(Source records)
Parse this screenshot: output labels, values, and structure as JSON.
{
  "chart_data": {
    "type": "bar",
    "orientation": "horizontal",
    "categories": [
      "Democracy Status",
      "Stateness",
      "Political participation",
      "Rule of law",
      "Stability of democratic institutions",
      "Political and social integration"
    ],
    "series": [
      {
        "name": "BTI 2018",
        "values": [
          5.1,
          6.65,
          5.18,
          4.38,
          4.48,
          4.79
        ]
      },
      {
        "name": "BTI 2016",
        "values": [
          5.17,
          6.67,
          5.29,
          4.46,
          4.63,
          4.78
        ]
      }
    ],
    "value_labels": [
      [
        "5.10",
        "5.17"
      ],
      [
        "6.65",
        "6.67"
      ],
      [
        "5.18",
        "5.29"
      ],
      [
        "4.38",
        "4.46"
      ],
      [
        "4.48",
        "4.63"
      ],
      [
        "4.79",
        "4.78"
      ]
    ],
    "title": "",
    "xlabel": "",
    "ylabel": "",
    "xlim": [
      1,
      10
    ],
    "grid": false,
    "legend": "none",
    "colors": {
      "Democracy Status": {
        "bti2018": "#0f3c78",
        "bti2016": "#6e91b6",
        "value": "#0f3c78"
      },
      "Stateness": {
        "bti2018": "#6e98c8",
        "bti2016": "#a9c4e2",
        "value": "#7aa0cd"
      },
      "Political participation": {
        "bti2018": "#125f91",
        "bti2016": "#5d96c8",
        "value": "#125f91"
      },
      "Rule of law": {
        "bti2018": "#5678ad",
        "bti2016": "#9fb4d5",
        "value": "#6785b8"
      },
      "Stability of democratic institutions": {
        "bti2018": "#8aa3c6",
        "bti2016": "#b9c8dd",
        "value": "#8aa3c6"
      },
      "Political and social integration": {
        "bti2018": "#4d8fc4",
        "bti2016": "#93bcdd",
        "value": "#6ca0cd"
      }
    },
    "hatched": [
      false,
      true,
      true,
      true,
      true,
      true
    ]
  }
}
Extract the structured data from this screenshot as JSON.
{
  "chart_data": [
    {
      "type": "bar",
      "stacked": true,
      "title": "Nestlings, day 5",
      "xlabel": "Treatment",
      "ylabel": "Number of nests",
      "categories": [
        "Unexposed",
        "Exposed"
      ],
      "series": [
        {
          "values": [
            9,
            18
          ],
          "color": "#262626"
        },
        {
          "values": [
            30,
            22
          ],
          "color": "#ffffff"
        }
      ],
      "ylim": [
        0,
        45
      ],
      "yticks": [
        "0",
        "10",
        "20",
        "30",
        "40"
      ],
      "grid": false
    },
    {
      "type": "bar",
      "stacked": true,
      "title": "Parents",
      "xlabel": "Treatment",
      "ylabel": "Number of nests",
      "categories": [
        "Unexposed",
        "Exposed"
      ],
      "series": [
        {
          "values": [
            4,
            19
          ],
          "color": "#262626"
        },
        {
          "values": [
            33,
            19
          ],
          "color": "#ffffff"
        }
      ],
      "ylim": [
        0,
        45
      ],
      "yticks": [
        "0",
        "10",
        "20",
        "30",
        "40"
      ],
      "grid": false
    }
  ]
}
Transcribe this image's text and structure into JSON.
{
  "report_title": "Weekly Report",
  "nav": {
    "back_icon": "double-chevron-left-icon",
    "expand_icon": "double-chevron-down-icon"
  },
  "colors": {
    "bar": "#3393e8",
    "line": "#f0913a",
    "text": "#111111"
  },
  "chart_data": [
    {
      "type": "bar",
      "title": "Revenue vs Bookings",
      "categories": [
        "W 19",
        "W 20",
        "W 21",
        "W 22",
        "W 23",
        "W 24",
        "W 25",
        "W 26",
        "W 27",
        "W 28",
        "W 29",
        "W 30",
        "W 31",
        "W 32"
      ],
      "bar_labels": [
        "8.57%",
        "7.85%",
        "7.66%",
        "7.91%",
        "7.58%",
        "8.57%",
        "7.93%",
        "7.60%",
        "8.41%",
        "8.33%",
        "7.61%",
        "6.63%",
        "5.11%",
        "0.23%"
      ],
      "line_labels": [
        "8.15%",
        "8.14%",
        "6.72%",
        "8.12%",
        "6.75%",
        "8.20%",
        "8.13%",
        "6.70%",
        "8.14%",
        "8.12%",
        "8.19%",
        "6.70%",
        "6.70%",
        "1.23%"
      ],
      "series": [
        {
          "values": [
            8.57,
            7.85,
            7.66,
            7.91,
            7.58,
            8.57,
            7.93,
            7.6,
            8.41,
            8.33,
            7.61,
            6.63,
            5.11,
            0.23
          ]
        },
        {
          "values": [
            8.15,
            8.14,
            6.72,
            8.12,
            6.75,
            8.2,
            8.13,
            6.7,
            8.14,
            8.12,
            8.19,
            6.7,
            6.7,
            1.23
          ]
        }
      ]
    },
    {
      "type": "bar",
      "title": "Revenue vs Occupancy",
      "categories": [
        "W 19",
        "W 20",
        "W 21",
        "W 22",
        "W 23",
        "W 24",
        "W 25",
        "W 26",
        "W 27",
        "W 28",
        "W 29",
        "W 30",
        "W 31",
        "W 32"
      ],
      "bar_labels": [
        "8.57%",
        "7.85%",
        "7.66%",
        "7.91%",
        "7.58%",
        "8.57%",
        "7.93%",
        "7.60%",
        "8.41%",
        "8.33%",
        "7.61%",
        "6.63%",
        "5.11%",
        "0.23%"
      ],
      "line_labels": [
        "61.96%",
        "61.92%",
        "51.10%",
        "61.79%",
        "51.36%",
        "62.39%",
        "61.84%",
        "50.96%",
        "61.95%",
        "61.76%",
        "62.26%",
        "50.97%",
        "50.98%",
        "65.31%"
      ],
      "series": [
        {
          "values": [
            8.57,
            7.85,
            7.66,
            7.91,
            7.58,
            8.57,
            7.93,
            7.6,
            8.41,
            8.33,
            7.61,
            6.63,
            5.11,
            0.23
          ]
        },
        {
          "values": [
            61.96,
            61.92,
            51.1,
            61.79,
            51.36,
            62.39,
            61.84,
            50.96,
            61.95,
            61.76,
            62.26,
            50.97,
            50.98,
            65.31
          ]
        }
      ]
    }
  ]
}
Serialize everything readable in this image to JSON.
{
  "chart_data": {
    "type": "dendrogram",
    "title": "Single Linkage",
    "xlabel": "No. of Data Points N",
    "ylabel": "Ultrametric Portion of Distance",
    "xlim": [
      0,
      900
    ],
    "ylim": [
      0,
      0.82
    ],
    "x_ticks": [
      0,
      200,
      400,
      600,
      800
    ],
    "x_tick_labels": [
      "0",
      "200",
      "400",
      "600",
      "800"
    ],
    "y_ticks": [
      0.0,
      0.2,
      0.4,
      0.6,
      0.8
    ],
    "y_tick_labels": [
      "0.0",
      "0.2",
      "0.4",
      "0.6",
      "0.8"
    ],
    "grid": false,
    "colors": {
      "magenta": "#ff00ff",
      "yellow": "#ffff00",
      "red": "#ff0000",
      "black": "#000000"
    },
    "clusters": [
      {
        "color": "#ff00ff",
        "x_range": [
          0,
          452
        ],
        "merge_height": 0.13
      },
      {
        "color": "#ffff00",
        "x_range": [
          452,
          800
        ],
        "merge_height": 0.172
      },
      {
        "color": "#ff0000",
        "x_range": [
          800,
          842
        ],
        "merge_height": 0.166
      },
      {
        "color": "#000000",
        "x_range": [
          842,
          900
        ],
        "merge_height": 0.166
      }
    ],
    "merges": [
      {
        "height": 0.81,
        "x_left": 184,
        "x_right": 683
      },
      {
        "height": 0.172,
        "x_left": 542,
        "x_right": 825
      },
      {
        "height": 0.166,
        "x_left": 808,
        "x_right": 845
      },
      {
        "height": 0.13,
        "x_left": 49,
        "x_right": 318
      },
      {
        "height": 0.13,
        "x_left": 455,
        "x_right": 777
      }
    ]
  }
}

= WHAT IS BEING ASKED =
From the entries above, copy every line where the word "screenshot" shows up.

= THE COMPLETED TASK =
Parse this screenshot: output labels, values, and structure as JSON.
Extract the structured data from this screenshot as JSON.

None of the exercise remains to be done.